*EXERCISE GOAL*: In the records below, find each line containing the word "heading" and copy it.

*INPUT DATA*:

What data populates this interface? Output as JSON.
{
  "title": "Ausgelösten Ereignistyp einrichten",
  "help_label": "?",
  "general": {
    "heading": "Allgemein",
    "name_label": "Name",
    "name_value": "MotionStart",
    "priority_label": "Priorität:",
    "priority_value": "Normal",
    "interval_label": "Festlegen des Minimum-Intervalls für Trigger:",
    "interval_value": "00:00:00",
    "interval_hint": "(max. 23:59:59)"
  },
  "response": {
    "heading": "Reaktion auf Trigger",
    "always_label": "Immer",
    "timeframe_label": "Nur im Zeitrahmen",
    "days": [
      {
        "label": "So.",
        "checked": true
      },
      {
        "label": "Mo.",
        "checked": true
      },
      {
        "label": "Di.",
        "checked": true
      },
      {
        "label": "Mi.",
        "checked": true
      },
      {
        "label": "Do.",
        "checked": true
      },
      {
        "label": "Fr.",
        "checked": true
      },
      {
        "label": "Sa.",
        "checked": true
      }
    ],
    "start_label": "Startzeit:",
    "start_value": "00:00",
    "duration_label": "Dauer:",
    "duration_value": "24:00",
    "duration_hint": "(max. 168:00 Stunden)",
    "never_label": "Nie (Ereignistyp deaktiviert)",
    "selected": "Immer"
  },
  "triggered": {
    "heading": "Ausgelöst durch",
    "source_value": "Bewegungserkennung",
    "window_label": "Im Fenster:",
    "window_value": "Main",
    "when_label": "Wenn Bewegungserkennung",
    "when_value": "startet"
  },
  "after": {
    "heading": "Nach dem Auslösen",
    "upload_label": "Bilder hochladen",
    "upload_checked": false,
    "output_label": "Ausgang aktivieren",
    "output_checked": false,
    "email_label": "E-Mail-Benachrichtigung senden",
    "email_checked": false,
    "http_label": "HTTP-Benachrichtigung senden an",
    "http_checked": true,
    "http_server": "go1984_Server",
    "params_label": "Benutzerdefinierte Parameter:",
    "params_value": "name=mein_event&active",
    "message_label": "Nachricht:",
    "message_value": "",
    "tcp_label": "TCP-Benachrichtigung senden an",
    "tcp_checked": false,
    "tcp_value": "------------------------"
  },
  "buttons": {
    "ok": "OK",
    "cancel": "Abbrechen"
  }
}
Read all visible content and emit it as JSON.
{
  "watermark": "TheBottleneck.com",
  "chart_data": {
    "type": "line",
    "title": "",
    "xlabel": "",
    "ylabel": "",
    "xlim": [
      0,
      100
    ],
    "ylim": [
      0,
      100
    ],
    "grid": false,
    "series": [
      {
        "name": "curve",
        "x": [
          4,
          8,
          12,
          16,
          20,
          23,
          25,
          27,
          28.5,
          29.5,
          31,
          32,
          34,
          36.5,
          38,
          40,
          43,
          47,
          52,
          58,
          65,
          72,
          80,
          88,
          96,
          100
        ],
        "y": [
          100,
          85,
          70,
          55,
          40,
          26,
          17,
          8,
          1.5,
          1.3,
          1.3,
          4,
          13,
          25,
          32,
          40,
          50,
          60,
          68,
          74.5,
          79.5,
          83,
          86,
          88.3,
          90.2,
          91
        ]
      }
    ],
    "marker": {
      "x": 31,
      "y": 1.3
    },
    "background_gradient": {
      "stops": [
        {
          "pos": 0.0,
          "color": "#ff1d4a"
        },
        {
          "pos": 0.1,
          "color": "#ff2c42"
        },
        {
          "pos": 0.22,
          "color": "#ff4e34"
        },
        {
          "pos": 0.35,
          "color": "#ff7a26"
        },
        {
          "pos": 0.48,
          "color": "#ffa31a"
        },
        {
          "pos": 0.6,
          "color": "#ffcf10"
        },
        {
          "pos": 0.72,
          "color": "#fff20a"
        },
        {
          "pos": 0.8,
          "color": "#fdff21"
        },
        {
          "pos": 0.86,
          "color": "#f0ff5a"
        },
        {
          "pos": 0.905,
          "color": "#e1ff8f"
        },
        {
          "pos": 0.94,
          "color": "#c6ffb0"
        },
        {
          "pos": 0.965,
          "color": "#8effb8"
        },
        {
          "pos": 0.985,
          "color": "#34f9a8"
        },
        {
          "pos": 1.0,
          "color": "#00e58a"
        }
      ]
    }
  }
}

*COMPLETE ANSWER*:
    "heading": "Allgemein",
    "heading": "Reaktion auf Trigger",
    "heading": "Ausgelöst durch",
    "heading": "Nach dem Auslösen",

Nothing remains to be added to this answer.